Quote the records that follow in full, leaving the pictures out.

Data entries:
----
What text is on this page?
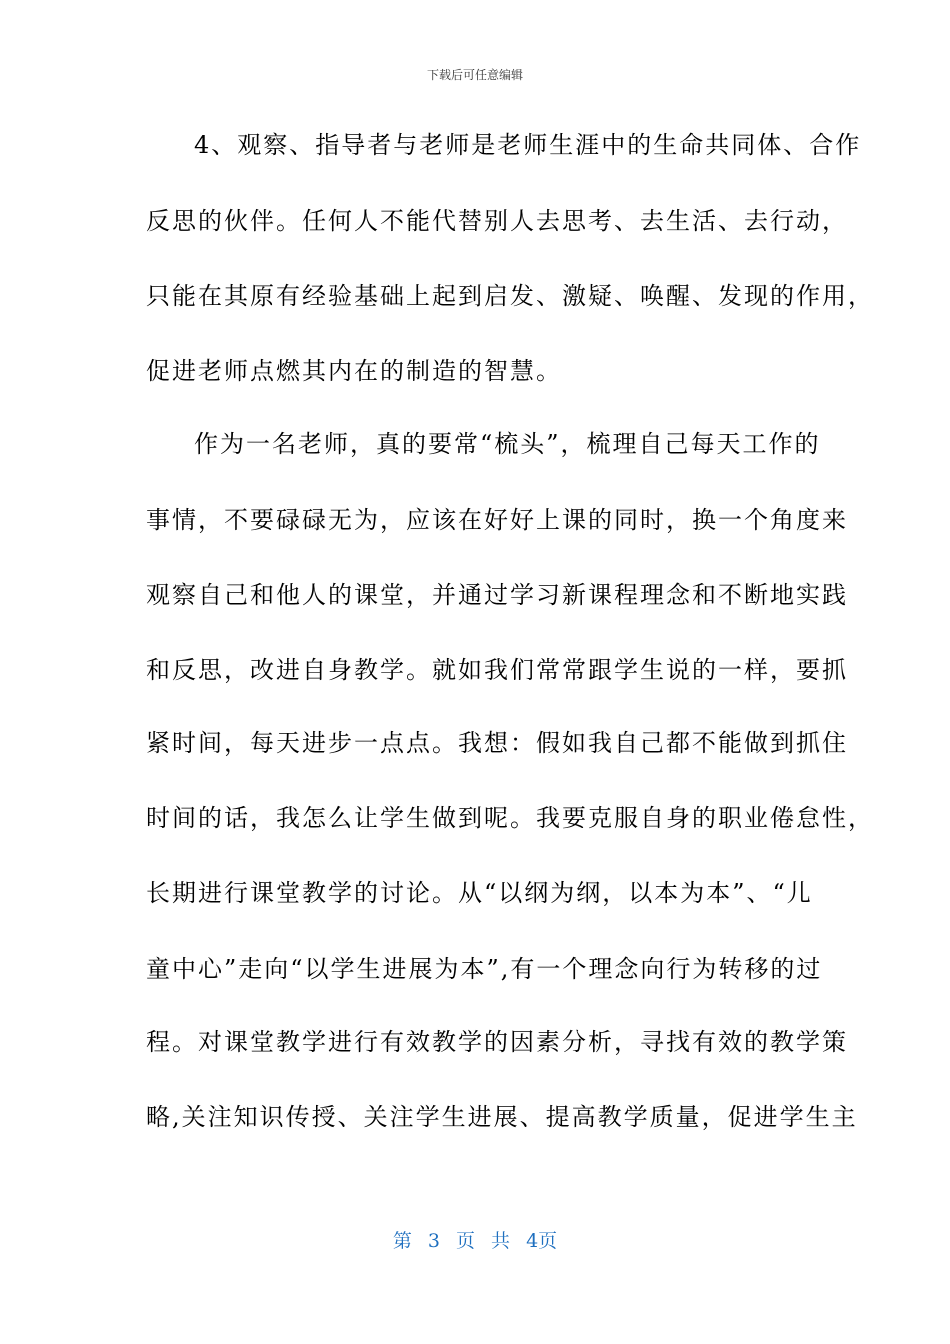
下载后可任意编辑
4、观察、指导者与老师是老师生涯中的生命共同体、合作
反思的伙伴。任何人不能代替别人去思考、去生活、去行动，
只能在其原有经验基础上起到启发、激疑、唤醒、发现的作用，
促进老师点燃其内在的制造的智慧。
作为一名老师，真的要常“梳头”，梳理自己每天工作的
事情，不要碌碌无为，应该在好好上课的同时，换一个角度来
观察自己和他人的课堂，并通过学习新课程理念和不断地实践
和反思，改进自身教学。就如我们常常跟学生说的一样，要抓
紧时间，每天进步一点点。我想：假如我自己都不能做到抓住
时间的话，我怎么让学生做到呢。我要克服自身的职业倦怠性，
长期进行课堂教学的讨论。从“以纲为纲，以本为本”、“儿
童中心”走向“以学生进展为本”,有一个理念向行为转移的过
程。对课堂教学进行有效教学的因素分析，寻找有效的教学策
略,关注知识传授、关注学生进展、提高教学质量，促进学生主
第 3 页 共 4页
----
Output for this exercise:
What text is on this page?
下载后可任意编辑
4、观察、指导者与老师是老师生涯中的生命共同体、合作
反思的伙伴。任何人不能代替别人去思考、去生活、去行动，
只能在其原有经验基础上起到启发、激疑、唤醒、发现的作用，
促进老师点燃其内在的制造的智慧。
作为一名老师，真的要常“梳头”，梳理自己每天工作的
事情，不要碌碌无为，应该在好好上课的同时，换一个角度来
观察自己和他人的课堂，并通过学习新课程理念和不断地实践
和反思，改进自身教学。就如我们常常跟学生说的一样，要抓
紧时间，每天进步一点点。我想：假如我自己都不能做到抓住
时间的话，我怎么让学生做到呢。我要克服自身的职业倦怠性，
长期进行课堂教学的讨论。从“以纲为纲，以本为本”、“儿
童中心”走向“以学生进展为本”,有一个理念向行为转移的过
程。对课堂教学进行有效教学的因素分析，寻找有效的教学策
略,关注知识传授、关注学生进展、提高教学质量，促进学生主
第 3 页 共 4页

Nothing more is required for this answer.